:: Document extract

Parquet¶

save parquet file without index (index levels to columns)¶

The read speed for parquet files can be much faster without index, by convert index levels to column.

all index levels have to be loaded - so this is slow

if only need a specific column, other converted index columns will not be loaded

df = pd.read_parquet(
    '/path/to/my.parquet', 
    filters=[('ts', '>=', pd.to_datetime('2023-12-15'))],
    columns=['ts', 'val1', 'val2'],
)

df and parquet bytes conversion¶

import os
import pandas as pd

# df to parquet bytes
df = pd.DataFrame()
df_parquet_bytes = df.to_parquet()
df_parquet_bytes
b'PAR1\x15\x04\x15\x0...'

# parquet bytes to df
parquet_file = io.BytesIO(df_parquet_bytes)
df = pd.read_parquet(parquet_file)

save pa.table to parquet file¶

import pyarrow as pa
import pyarrow.parquet as pq
table = pa.table({
    'n_legs': [2, 2, 4, 4],
    'animal': ['Flamingo', 'Parrot', 'Dog', 'Horse'],
})

# directly write to file
pq.write_table(table=table, where='data.parquet', compression='zstd')

# write to buffer first
buf = pa.BufferOutputStream()
pq.write_table(table=table, where=buf, compression='zstd')

blob = buf.getvalue()
buf = pa.py_buffer(blob)
with fs.open('data.parquet', mode='wb') as f:
    f.write(buf)

compression¶

size = []
tims = []
import time
df = pd.read_parquet('test.parquet').reset_index()
for c in [None, 'snappy', 'gzip', 'brotli']:
    t0 = time.time()
    bio = io.BytesIO(df.to_parquet(compression = c))
    tims.append(time.time() - t0)
    byts = bio.getbuffer().nbytes
    size.append(byts)
for i, s in enumerate(size):
    print(f'Size: {s / size[0]:.3f}, Time: {tims[i]:.3f}')

Output:

None   - Size: 1.000, Time:  2.952
snappy - Size: 0.961, Time:  2.961
gzip   - Size: 0.897, Time:  7.333
brotli - Size: 0.601, Time: 10.218

::::
:: Extracted entries

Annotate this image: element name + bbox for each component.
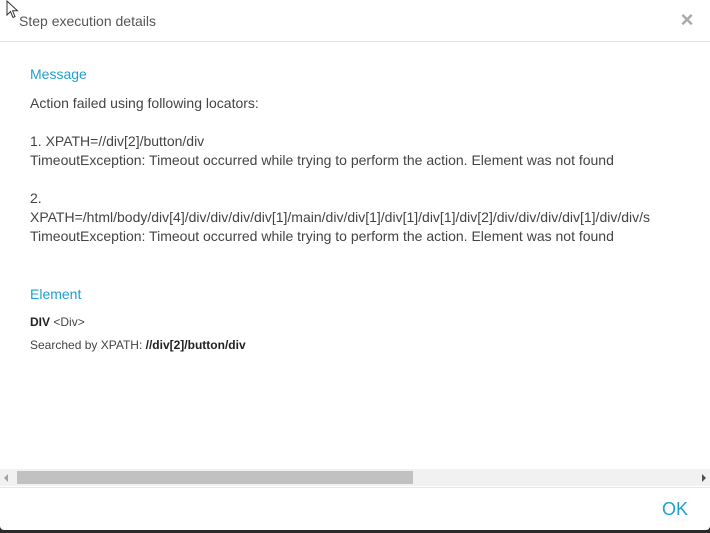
dialog-footer: OK — [0, 487, 710, 530]
close-button[interactable]: × — [676, 9, 698, 31]
message-line: 1. XPATH=//div[2]/button/div — [30, 133, 205, 149]
message-line: TimeoutException: Timeout occurred while… — [30, 228, 614, 244]
element-tag: DIV — [30, 315, 51, 329]
dialog-title: Step execution details — [19, 13, 156, 29]
searched-by-value: //div[2]/button/div — [145, 338, 246, 352]
element-heading: Element — [30, 286, 82, 302]
element-tag-detail: <Div> — [53, 315, 85, 329]
message-line: XPATH=/html/body/div[4]/div/div/div/div[… — [30, 209, 651, 225]
dialog-header: Step execution details × — [0, 0, 710, 42]
message-line: Action failed using following locators: — [30, 95, 259, 111]
scroll-left-arrow-icon[interactable] — [4, 474, 8, 482]
message-heading: Message — [30, 66, 87, 82]
step-execution-dialog: Step execution details × Message Action … — [0, 0, 710, 530]
message-line: TimeoutException: Timeout occurred while… — [30, 152, 614, 168]
message-line: 2. — [30, 190, 42, 206]
scroll-right-arrow-icon[interactable] — [702, 474, 706, 482]
searched-by-label: Searched by XPATH: — [30, 338, 143, 352]
element-tag-line: DIV <Div> — [30, 314, 85, 330]
element-searched-by-line: Searched by XPATH: //div[2]/button/div — [30, 337, 246, 353]
ok-button[interactable]: OK — [662, 498, 688, 520]
mouse-pointer-icon — [6, 0, 19, 19]
horizontal-scrollbar[interactable] — [0, 469, 710, 486]
scrollbar-thumb[interactable] — [17, 471, 413, 484]
dialog-body[interactable]: Message Action failed using following lo… — [0, 43, 710, 469]
close-icon: × — [680, 7, 694, 32]
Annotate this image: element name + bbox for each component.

::::

#### [Exercise objective]
List every module that the Parquet notes bring in with an import statement, along with any alias given.

#### [Written solution]
- os (no alias)
- pandas, as pd
- pyarrow, as pa
- pyarrow.parquet, as pq
- time (no alias)